* REQUIRED TASK *
How many lines in this data contain the string "whitespaces"? Reply with the number only.

━━━━━ DATASET ROWS

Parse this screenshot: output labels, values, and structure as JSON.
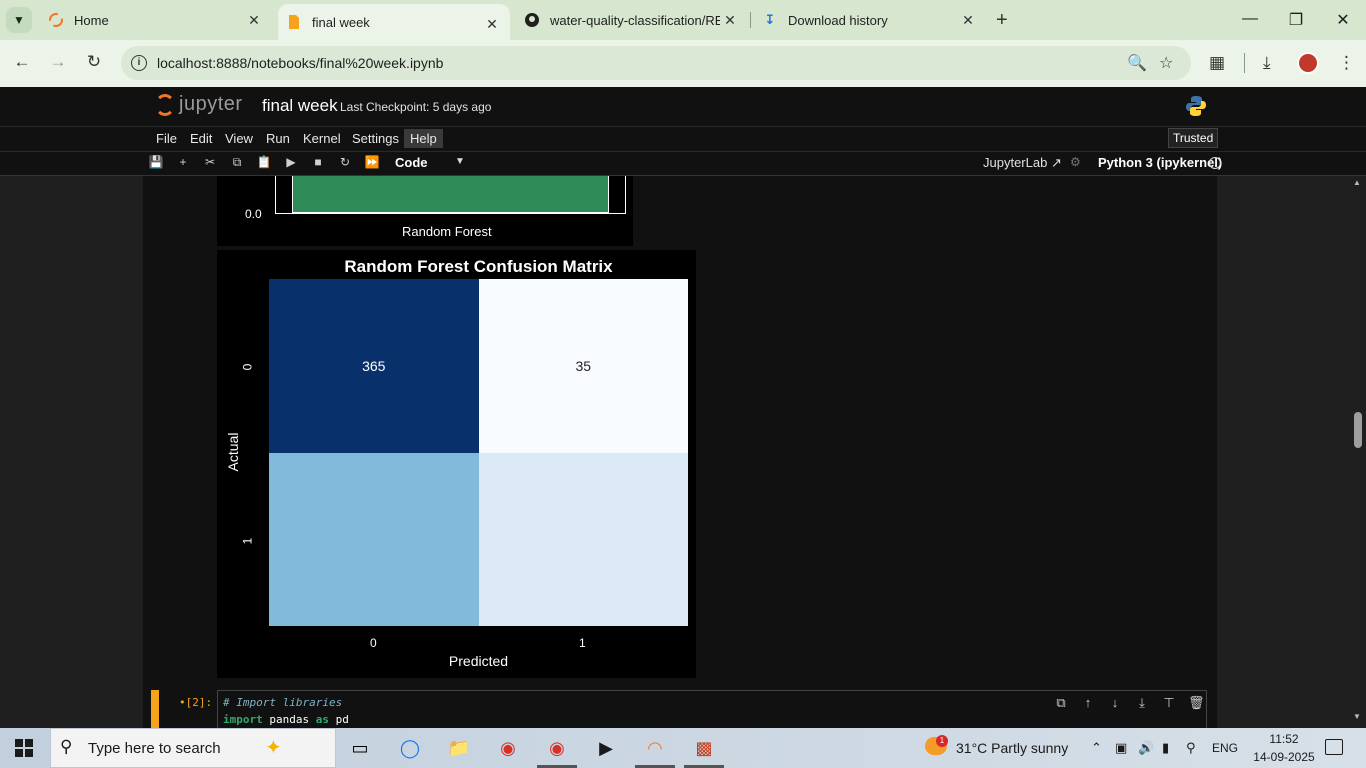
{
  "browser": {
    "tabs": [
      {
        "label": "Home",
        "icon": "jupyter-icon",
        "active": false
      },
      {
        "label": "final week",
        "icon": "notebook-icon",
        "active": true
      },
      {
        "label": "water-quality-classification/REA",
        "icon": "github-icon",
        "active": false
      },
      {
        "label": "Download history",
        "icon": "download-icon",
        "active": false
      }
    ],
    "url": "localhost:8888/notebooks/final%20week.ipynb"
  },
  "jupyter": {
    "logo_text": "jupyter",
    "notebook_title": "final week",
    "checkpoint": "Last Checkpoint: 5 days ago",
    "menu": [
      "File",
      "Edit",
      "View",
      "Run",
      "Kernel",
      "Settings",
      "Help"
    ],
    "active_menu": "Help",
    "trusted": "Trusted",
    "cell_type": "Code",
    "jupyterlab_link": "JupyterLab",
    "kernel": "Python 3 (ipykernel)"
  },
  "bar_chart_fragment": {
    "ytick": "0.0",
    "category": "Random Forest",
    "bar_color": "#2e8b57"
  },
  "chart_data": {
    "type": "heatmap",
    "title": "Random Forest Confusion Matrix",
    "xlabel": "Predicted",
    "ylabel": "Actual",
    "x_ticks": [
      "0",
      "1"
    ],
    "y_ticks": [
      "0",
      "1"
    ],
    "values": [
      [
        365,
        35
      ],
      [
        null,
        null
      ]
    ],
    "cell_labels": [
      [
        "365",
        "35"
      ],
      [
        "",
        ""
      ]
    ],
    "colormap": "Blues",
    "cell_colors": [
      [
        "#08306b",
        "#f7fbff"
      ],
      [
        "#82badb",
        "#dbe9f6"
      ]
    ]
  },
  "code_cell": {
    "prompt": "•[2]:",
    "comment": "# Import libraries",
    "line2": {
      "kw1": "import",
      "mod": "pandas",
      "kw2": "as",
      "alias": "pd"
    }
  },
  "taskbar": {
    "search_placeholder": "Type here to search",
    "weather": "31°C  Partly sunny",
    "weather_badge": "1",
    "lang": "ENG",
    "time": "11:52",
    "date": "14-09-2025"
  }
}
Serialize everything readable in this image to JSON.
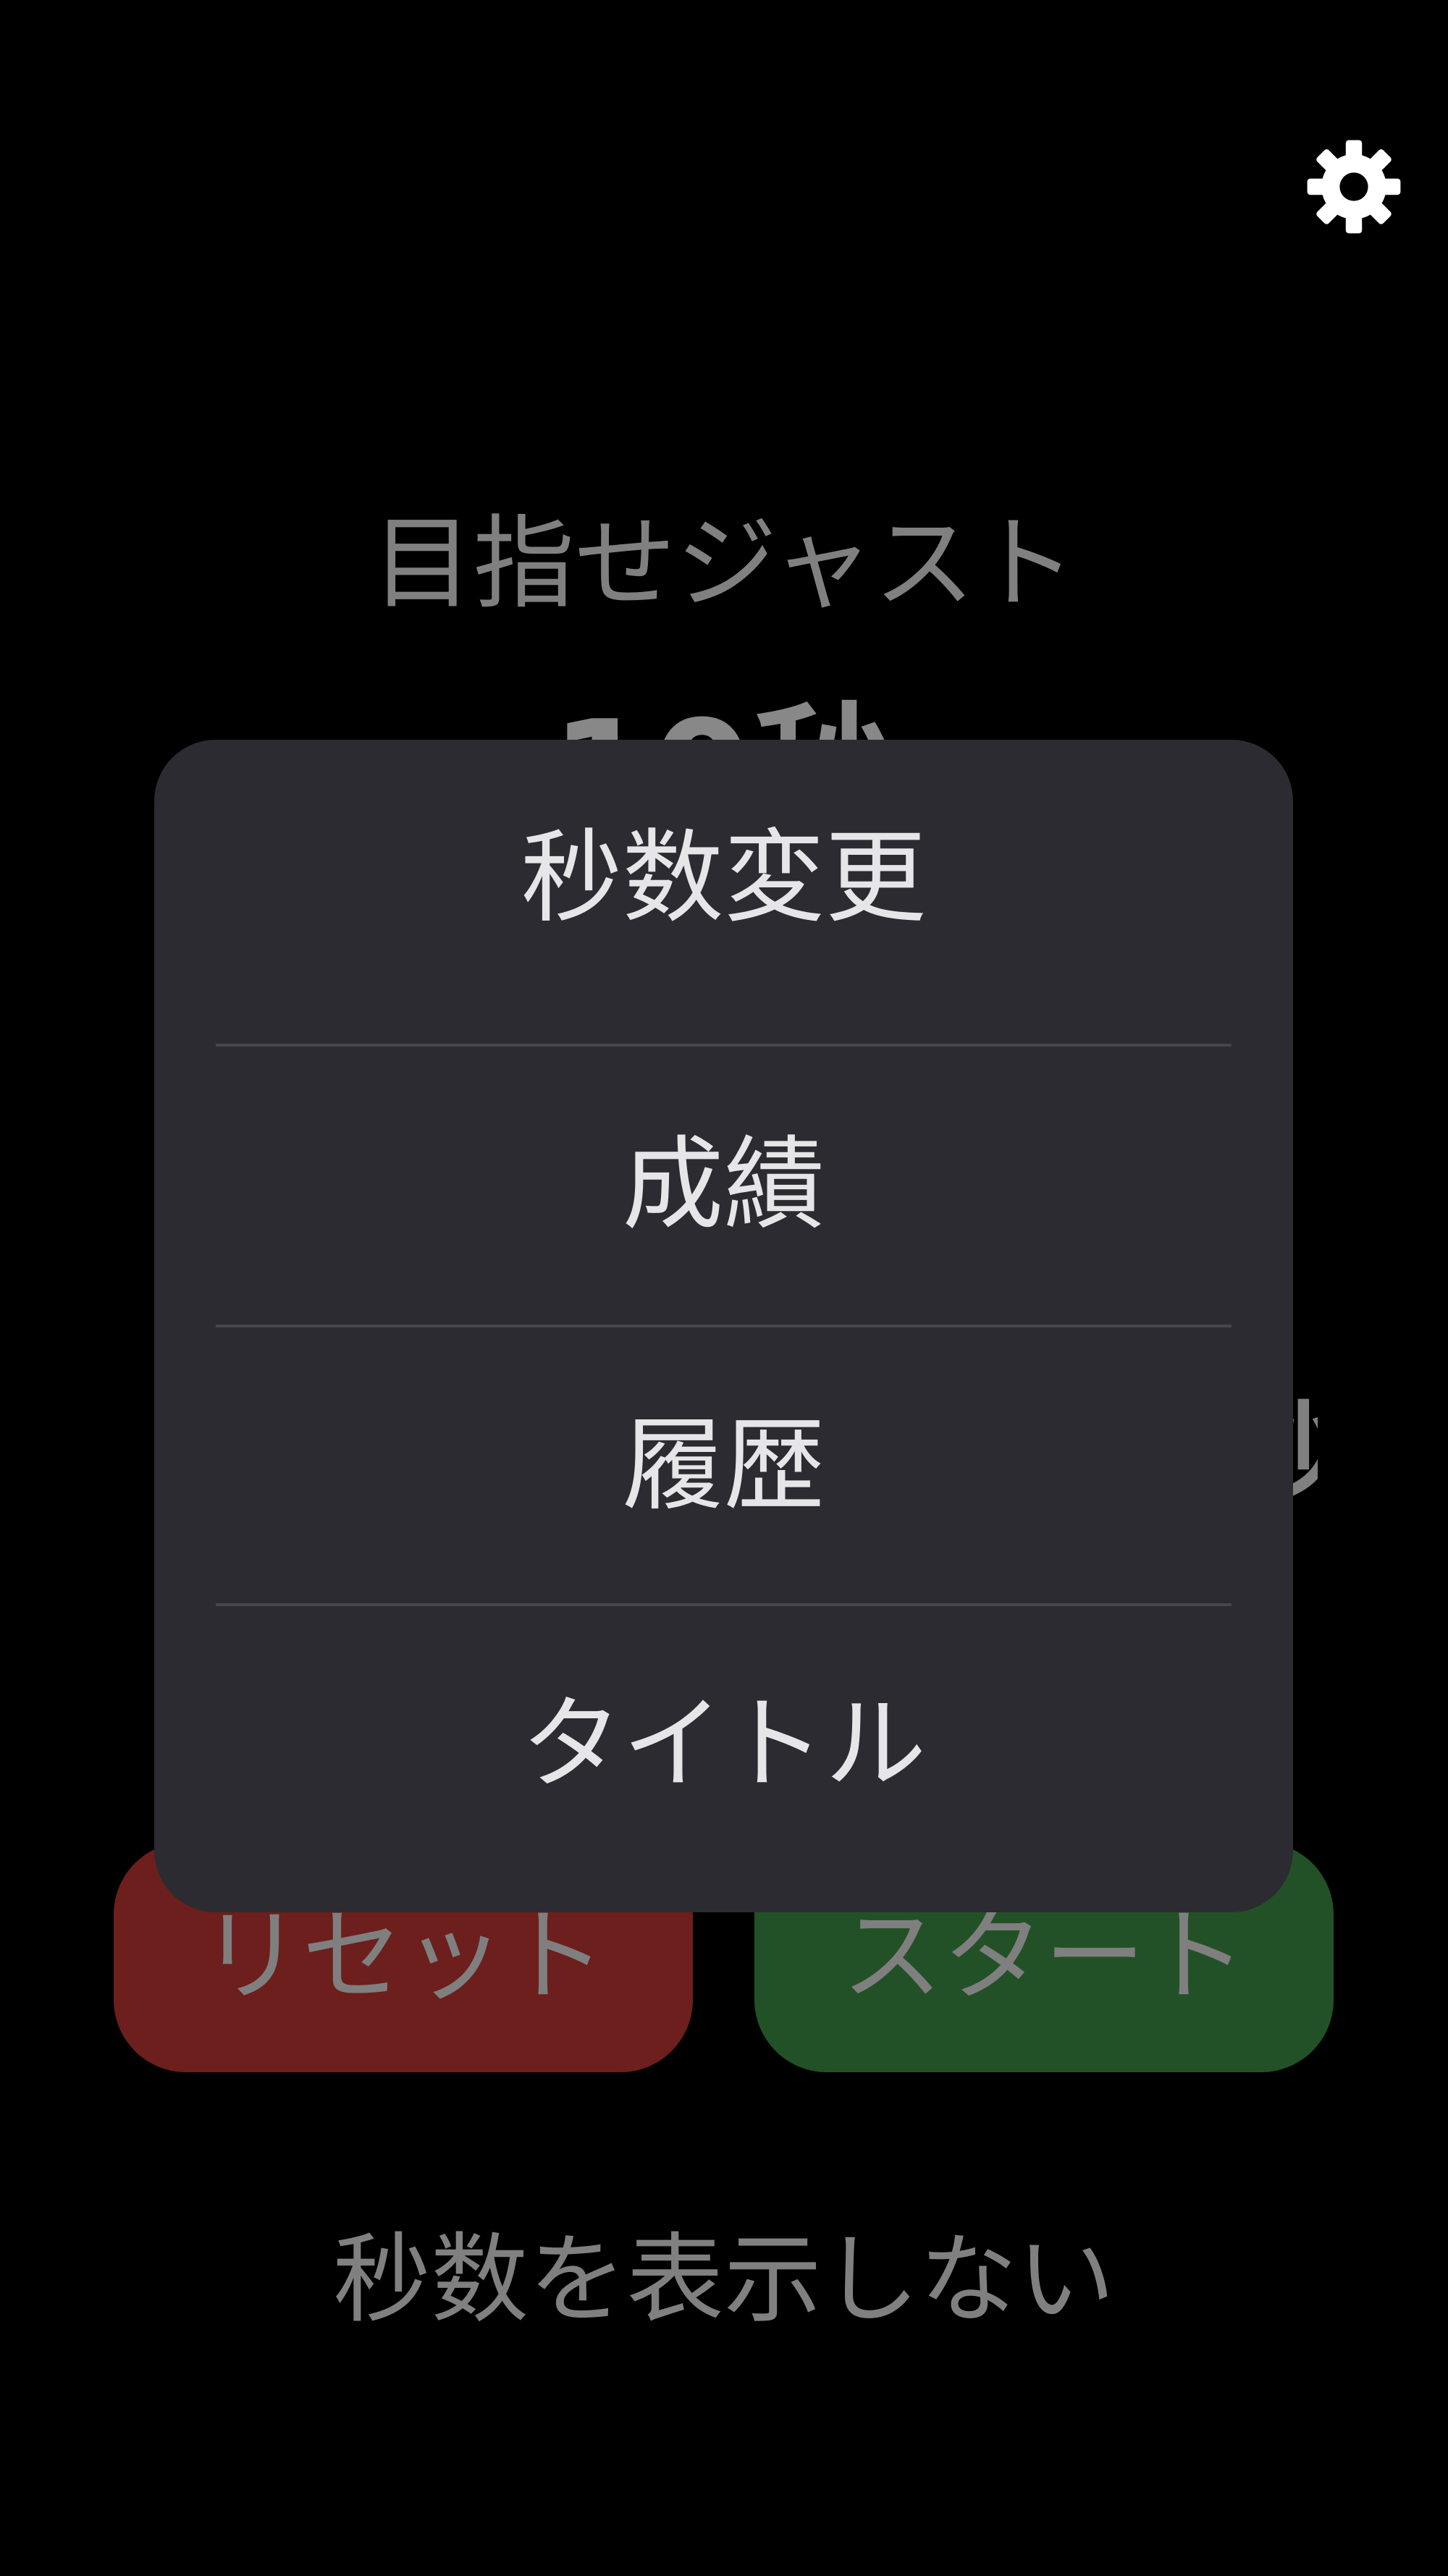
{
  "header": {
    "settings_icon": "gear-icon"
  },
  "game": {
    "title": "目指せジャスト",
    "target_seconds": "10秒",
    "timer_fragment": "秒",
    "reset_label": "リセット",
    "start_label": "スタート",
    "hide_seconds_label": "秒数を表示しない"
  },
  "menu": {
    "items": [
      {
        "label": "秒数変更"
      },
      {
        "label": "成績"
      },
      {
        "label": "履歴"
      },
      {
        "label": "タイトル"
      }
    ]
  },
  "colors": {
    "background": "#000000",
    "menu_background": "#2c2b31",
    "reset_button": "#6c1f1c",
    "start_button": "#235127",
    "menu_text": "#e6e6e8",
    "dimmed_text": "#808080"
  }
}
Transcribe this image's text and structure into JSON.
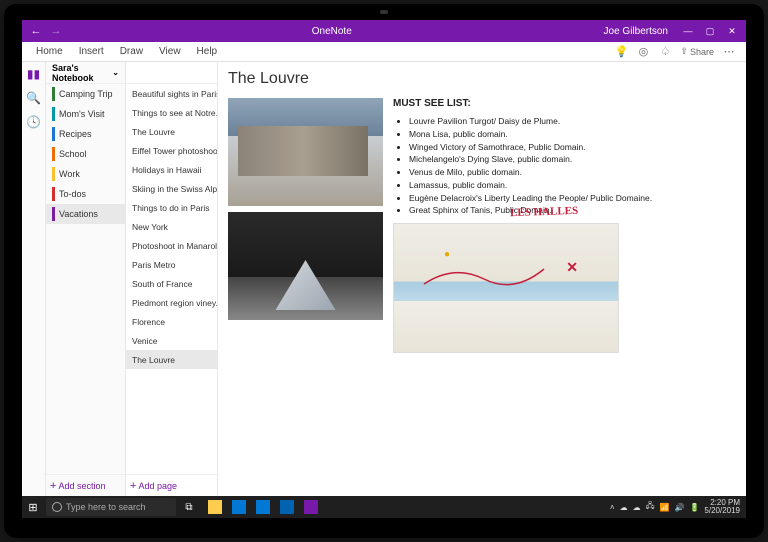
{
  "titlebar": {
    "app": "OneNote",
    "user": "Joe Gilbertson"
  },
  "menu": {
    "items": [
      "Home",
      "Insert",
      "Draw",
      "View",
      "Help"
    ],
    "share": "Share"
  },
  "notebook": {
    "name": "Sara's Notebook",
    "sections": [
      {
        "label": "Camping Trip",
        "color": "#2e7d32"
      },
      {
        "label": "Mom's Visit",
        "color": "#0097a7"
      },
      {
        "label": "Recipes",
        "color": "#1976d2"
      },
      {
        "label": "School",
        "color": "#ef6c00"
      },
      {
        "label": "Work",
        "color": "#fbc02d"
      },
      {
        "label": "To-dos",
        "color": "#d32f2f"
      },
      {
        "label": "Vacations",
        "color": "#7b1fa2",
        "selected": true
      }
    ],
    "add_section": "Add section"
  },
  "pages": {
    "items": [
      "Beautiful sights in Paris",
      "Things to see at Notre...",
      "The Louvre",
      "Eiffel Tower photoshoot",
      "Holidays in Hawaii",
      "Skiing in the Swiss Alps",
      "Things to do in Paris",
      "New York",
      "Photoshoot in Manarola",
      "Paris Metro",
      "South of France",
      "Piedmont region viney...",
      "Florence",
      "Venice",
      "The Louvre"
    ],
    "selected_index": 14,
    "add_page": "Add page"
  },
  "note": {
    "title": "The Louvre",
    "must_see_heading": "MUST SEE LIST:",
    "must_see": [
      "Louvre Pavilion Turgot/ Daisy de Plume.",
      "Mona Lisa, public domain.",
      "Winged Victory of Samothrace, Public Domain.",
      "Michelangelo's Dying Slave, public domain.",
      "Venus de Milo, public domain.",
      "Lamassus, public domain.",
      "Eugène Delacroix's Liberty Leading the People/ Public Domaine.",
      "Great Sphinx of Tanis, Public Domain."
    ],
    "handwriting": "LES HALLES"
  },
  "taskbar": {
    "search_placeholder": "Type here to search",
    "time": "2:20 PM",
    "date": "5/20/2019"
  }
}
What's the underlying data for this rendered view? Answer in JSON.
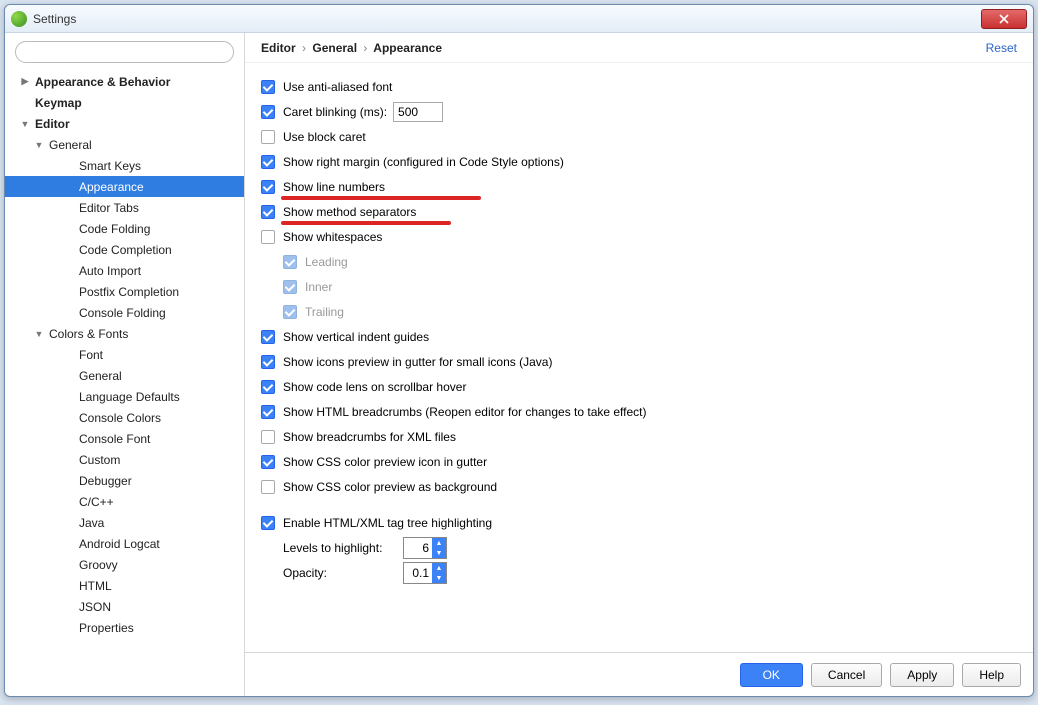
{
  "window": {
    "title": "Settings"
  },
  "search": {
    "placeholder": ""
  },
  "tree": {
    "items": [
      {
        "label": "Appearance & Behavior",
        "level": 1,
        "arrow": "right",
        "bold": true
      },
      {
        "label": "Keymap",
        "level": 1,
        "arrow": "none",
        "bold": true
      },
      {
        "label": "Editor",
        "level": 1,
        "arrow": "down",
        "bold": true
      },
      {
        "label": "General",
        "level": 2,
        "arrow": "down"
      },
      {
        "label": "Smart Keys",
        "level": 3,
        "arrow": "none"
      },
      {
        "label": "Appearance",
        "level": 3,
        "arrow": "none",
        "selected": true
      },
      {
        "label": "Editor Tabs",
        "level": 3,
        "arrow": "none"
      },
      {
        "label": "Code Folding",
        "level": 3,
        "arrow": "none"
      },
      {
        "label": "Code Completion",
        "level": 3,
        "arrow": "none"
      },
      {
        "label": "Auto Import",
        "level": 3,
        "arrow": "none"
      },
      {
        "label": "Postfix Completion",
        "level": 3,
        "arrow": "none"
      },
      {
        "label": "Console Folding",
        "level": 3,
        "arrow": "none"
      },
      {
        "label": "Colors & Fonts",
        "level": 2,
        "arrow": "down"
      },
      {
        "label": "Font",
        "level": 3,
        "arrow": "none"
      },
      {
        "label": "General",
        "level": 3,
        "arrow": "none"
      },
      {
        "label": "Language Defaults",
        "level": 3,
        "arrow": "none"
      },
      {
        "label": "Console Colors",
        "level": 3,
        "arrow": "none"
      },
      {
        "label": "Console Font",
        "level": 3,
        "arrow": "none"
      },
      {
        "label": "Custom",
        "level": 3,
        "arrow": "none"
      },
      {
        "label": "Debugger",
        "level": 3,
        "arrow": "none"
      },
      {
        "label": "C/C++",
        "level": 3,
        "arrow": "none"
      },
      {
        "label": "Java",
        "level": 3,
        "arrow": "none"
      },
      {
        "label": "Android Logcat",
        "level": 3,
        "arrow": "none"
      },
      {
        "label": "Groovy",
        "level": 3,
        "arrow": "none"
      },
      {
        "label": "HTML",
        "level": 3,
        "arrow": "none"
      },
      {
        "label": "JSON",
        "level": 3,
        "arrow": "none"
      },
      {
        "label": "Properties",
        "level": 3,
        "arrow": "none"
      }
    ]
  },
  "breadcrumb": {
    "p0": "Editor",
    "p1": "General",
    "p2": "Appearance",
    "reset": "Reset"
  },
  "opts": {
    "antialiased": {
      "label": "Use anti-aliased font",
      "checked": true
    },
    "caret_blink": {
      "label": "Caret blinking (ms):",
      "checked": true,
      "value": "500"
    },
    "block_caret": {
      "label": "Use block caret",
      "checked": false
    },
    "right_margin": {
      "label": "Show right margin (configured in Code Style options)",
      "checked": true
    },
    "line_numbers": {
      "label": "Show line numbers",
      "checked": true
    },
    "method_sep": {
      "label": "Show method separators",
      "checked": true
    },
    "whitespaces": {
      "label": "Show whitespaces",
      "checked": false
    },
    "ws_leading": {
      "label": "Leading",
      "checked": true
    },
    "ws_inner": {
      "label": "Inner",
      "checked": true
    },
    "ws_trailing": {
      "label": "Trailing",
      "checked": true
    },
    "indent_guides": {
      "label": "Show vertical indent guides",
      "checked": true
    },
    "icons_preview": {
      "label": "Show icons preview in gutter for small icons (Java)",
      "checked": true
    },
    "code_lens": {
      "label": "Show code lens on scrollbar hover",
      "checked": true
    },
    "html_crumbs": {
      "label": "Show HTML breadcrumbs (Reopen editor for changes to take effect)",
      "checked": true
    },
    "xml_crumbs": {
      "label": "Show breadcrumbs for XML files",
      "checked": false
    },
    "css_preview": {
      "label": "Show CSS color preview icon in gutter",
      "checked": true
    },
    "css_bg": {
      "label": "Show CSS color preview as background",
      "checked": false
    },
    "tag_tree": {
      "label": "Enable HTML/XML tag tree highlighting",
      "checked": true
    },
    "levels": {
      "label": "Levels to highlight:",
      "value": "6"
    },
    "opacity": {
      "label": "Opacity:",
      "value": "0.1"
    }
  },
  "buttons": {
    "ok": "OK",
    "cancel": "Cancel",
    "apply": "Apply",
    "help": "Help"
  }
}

━━━━━━━━━━

* COMPLETED TASK *
2